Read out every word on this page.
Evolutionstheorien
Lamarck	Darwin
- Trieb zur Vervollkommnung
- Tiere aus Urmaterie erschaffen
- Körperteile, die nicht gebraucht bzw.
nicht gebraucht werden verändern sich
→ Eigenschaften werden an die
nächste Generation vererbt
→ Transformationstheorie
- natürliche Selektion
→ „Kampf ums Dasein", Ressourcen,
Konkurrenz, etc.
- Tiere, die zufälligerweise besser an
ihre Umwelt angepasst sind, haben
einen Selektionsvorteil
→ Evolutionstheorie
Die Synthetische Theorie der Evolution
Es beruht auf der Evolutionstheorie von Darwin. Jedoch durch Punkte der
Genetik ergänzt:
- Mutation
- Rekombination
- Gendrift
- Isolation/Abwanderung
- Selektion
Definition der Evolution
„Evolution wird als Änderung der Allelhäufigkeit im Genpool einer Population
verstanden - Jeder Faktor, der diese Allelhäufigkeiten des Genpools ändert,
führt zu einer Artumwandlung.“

WHAT YOU SHOULD DO:
Quote every entry exactly.

FINAL RESULT:
Read out every word on this page.
Evolutionstheorien
Lamarck	Darwin
- Trieb zur Vervollkommnung
- Tiere aus Urmaterie erschaffen
- Körperteile, die nicht gebraucht bzw.
nicht gebraucht werden verändern sich
→ Eigenschaften werden an die
nächste Generation vererbt
→ Transformationstheorie
- natürliche Selektion
→ „Kampf ums Dasein", Ressourcen,
Konkurrenz, etc.
- Tiere, die zufälligerweise besser an
ihre Umwelt angepasst sind, haben
einen Selektionsvorteil
→ Evolutionstheorie
Die Synthetische Theorie der Evolution
Es beruht auf der Evolutionstheorie von Darwin. Jedoch durch Punkte der
Genetik ergänzt:
- Mutation
- Rekombination
- Gendrift
- Isolation/Abwanderung
- Selektion
Definition der Evolution
„Evolution wird als Änderung der Allelhäufigkeit im Genpool einer Population
verstanden - Jeder Faktor, der diese Allelhäufigkeiten des Genpools ändert,
führt zu einer Artumwandlung.“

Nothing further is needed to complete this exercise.